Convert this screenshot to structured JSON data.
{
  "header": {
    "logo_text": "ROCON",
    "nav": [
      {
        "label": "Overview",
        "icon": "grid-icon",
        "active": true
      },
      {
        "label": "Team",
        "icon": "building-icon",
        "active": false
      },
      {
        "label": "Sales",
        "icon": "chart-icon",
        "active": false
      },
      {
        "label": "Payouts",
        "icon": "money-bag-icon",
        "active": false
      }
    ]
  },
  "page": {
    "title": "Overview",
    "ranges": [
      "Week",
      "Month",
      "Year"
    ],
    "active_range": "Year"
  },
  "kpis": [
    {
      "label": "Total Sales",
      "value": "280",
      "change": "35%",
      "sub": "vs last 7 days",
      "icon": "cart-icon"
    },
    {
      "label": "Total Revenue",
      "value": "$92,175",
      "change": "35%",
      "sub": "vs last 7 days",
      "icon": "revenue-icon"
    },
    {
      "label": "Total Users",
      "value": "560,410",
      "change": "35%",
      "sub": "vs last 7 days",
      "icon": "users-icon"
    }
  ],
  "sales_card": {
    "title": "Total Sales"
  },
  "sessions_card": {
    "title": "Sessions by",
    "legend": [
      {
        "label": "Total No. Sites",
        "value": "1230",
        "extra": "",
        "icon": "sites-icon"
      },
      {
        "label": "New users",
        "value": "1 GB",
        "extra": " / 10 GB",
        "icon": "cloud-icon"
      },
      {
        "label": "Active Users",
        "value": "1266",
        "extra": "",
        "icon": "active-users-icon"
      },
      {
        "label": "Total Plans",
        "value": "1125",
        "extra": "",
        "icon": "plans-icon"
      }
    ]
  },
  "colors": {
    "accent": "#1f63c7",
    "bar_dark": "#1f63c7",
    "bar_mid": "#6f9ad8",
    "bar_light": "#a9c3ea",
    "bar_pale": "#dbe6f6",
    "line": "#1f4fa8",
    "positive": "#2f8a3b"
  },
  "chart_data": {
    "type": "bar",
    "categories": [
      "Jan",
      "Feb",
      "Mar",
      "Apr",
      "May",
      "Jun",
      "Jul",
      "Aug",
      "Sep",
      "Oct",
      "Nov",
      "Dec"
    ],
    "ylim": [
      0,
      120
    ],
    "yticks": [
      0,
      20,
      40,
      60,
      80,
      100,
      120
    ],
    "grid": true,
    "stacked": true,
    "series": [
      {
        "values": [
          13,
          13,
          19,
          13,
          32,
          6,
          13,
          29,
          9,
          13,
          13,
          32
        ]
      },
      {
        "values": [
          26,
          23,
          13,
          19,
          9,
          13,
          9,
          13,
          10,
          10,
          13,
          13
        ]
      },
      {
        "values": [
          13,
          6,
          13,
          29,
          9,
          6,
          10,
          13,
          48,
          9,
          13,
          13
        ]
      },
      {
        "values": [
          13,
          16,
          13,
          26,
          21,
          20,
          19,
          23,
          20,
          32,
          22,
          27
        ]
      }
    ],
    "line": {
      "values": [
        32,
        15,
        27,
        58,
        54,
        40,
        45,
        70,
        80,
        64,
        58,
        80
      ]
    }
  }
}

Given task: Give an exact copy of all the data shown above.

Output of the exercise:
Convert this screenshot to structured JSON data.
{
  "header": {
    "logo_text": "ROCON",
    "nav": [
      {
        "label": "Overview",
        "icon": "grid-icon",
        "active": true
      },
      {
        "label": "Team",
        "icon": "building-icon",
        "active": false
      },
      {
        "label": "Sales",
        "icon": "chart-icon",
        "active": false
      },
      {
        "label": "Payouts",
        "icon": "money-bag-icon",
        "active": false
      }
    ]
  },
  "page": {
    "title": "Overview",
    "ranges": [
      "Week",
      "Month",
      "Year"
    ],
    "active_range": "Year"
  },
  "kpis": [
    {
      "label": "Total Sales",
      "value": "280",
      "change": "35%",
      "sub": "vs last 7 days",
      "icon": "cart-icon"
    },
    {
      "label": "Total Revenue",
      "value": "$92,175",
      "change": "35%",
      "sub": "vs last 7 days",
      "icon": "revenue-icon"
    },
    {
      "label": "Total Users",
      "value": "560,410",
      "change": "35%",
      "sub": "vs last 7 days",
      "icon": "users-icon"
    }
  ],
  "sales_card": {
    "title": "Total Sales"
  },
  "sessions_card": {
    "title": "Sessions by",
    "legend": [
      {
        "label": "Total No. Sites",
        "value": "1230",
        "extra": "",
        "icon": "sites-icon"
      },
      {
        "label": "New users",
        "value": "1 GB",
        "extra": " / 10 GB",
        "icon": "cloud-icon"
      },
      {
        "label": "Active Users",
        "value": "1266",
        "extra": "",
        "icon": "active-users-icon"
      },
      {
        "label": "Total Plans",
        "value": "1125",
        "extra": "",
        "icon": "plans-icon"
      }
    ]
  },
  "colors": {
    "accent": "#1f63c7",
    "bar_dark": "#1f63c7",
    "bar_mid": "#6f9ad8",
    "bar_light": "#a9c3ea",
    "bar_pale": "#dbe6f6",
    "line": "#1f4fa8",
    "positive": "#2f8a3b"
  },
  "chart_data": {
    "type": "bar",
    "categories": [
      "Jan",
      "Feb",
      "Mar",
      "Apr",
      "May",
      "Jun",
      "Jul",
      "Aug",
      "Sep",
      "Oct",
      "Nov",
      "Dec"
    ],
    "ylim": [
      0,
      120
    ],
    "yticks": [
      0,
      20,
      40,
      60,
      80,
      100,
      120
    ],
    "grid": true,
    "stacked": true,
    "series": [
      {
        "values": [
          13,
          13,
          19,
          13,
          32,
          6,
          13,
          29,
          9,
          13,
          13,
          32
        ]
      },
      {
        "values": [
          26,
          23,
          13,
          19,
          9,
          13,
          9,
          13,
          10,
          10,
          13,
          13
        ]
      },
      {
        "values": [
          13,
          6,
          13,
          29,
          9,
          6,
          10,
          13,
          48,
          9,
          13,
          13
        ]
      },
      {
        "values": [
          13,
          16,
          13,
          26,
          21,
          20,
          19,
          23,
          20,
          32,
          22,
          27
        ]
      }
    ],
    "line": {
      "values": [
        32,
        15,
        27,
        58,
        54,
        40,
        45,
        70,
        80,
        64,
        58,
        80
      ]
    }
  }
}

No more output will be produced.